● AIM OF THE TASK
Select every line below containing the word "change".

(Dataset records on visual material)
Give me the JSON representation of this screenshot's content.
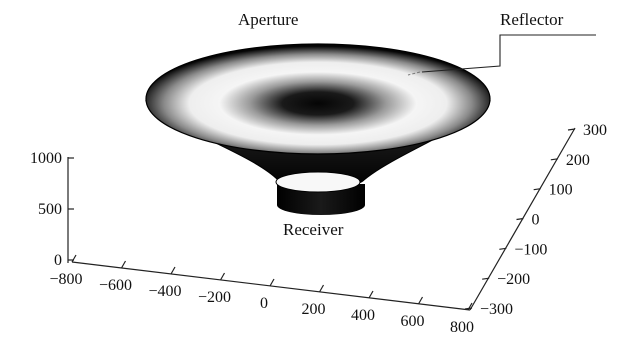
{
  "labels": {
    "aperture": "Aperture",
    "reflector": "Reflector",
    "receiver": "Receiver"
  },
  "axes": {
    "z_ticks": [
      "0",
      "500",
      "1000"
    ],
    "x_ticks": [
      "−800",
      "−600",
      "−400",
      "−200",
      "0",
      "200",
      "400",
      "600",
      "800"
    ],
    "y_ticks": [
      "−300",
      "−200",
      "−100",
      "0",
      "100",
      "200",
      "300"
    ]
  },
  "colors": {
    "surface_dark": "#000000",
    "surface_light": "#f4f4f4",
    "axis": "#222222"
  }
}
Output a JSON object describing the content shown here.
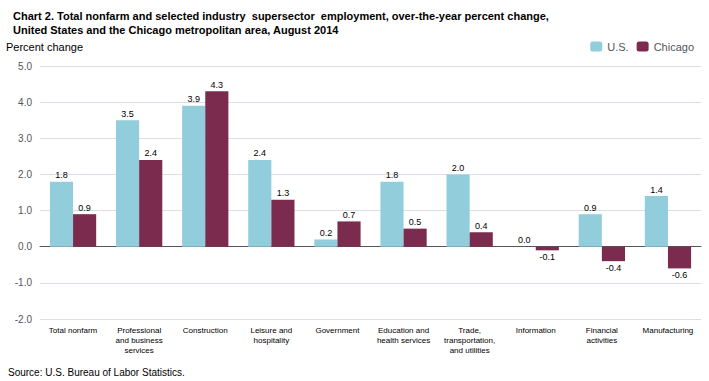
{
  "chart_data": {
    "type": "bar",
    "title": "Chart 2. Total nonfarm and selected industry  supersector  employment, over-the-year percent change,\nUnited States and the Chicago metropolitan area, August 2014",
    "y_label": "Percent change",
    "annotations": [
      "Source: U.S. Bureau of Labor Statistics."
    ],
    "categories": [
      "Total nonfarm",
      "Professional\nand business\nservices",
      "Construction",
      "Leisure and\nhospitality",
      "Government",
      "Education and\nhealth services",
      "Trade,\ntransportation,\nand utilities",
      "Information",
      "Financial\nactivities",
      "Manufacturing"
    ],
    "series": [
      {
        "name": "U.S.",
        "color": "#92CDDC",
        "values": [
          1.8,
          3.5,
          3.9,
          2.4,
          0.2,
          1.8,
          2.0,
          0.0,
          0.9,
          1.4
        ],
        "value_labels": [
          "1.8",
          "3.5",
          "3.9",
          "2.4",
          "0.2",
          "1.8",
          "2.0",
          "0.0",
          "0.9",
          "1.4"
        ]
      },
      {
        "name": "Chicago",
        "color": "#7B2C4E",
        "values": [
          0.9,
          2.4,
          4.3,
          1.3,
          0.7,
          0.5,
          0.4,
          -0.1,
          -0.4,
          -0.6
        ],
        "value_labels": [
          "0.9",
          "2.4",
          "4.3",
          "1.3",
          "0.7",
          "0.5",
          "0.4",
          "-0.1",
          "-0.4",
          "-0.6"
        ]
      }
    ],
    "ylim": [
      -2.0,
      5.0
    ],
    "yticks": [
      {
        "value": -2.0,
        "label": "-2.0"
      },
      {
        "value": -1.0,
        "label": "-1.0"
      },
      {
        "value": 0.0,
        "label": "0.0"
      },
      {
        "value": 1.0,
        "label": "1.0"
      },
      {
        "value": 2.0,
        "label": "2.0"
      },
      {
        "value": 3.0,
        "label": "3.0"
      },
      {
        "value": 4.0,
        "label": "4.0"
      },
      {
        "value": 5.0,
        "label": "5.0"
      }
    ],
    "grid": true,
    "legend": "upper right",
    "data_labels": true
  }
}
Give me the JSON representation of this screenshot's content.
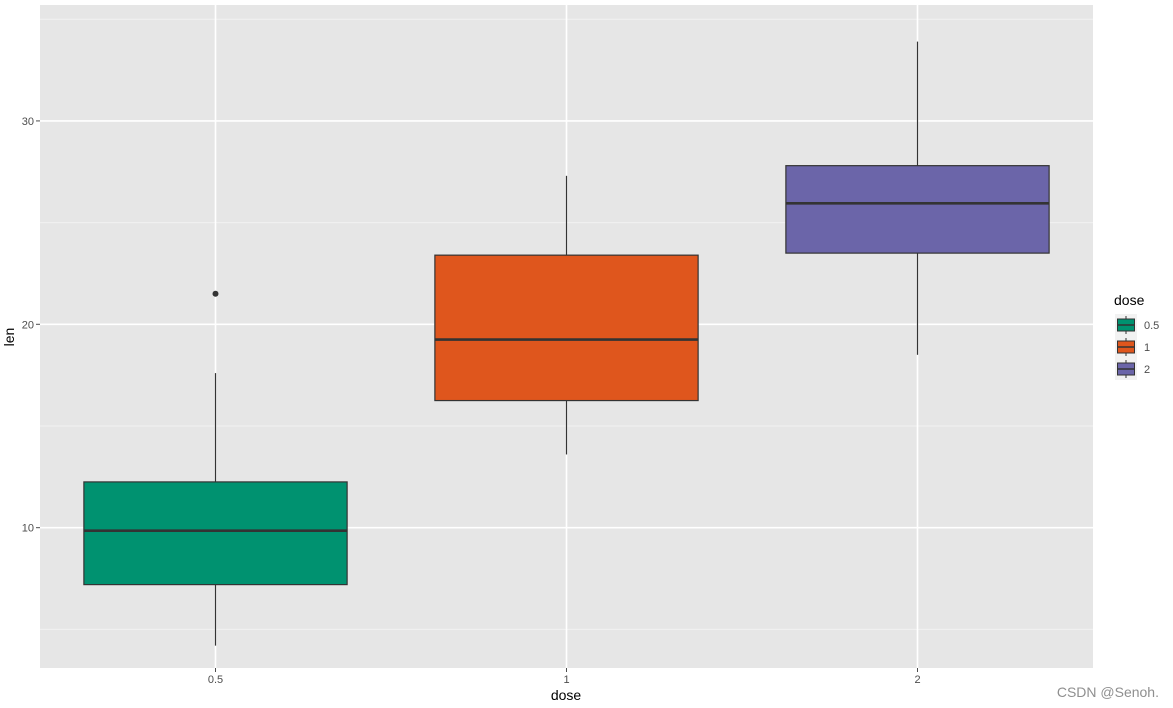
{
  "chart_data": {
    "type": "box",
    "xlabel": "dose",
    "ylabel": "len",
    "categories": [
      "0.5",
      "1",
      "2"
    ],
    "ylim": [
      3.1,
      35.7
    ],
    "yticks": [
      10,
      20,
      30
    ],
    "boxes": [
      {
        "category": "0.5",
        "min": 4.2,
        "q1": 7.2,
        "median": 9.85,
        "q3": 12.25,
        "max": 17.6,
        "outliers": [
          21.5
        ],
        "fill": "#009270"
      },
      {
        "category": "1",
        "min": 13.6,
        "q1": 16.25,
        "median": 19.25,
        "q3": 23.4,
        "max": 27.3,
        "outliers": [],
        "fill": "#df561d"
      },
      {
        "category": "2",
        "min": 18.5,
        "q1": 23.5,
        "median": 25.95,
        "q3": 27.8,
        "max": 33.9,
        "outliers": [],
        "fill": "#6b65a9"
      }
    ],
    "legend": {
      "title": "dose",
      "placement": "right",
      "items": [
        "0.5",
        "1",
        "2"
      ]
    },
    "colors": {
      "panel_background": "#e6e6e6",
      "grid_major": "#ffffff",
      "grid_minor": "#f2f2f2",
      "box_outline": "#333333"
    }
  },
  "watermark": "CSDN @Senoh."
}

● PROBLEM SOLUTION
    "title": "Chart 2. Total nonfarm and selected industry  supersector  employment, over-the-year percent change,\nUnited States and the Chicago metropolitan area, August 2014",
    "y_label": "Percent change",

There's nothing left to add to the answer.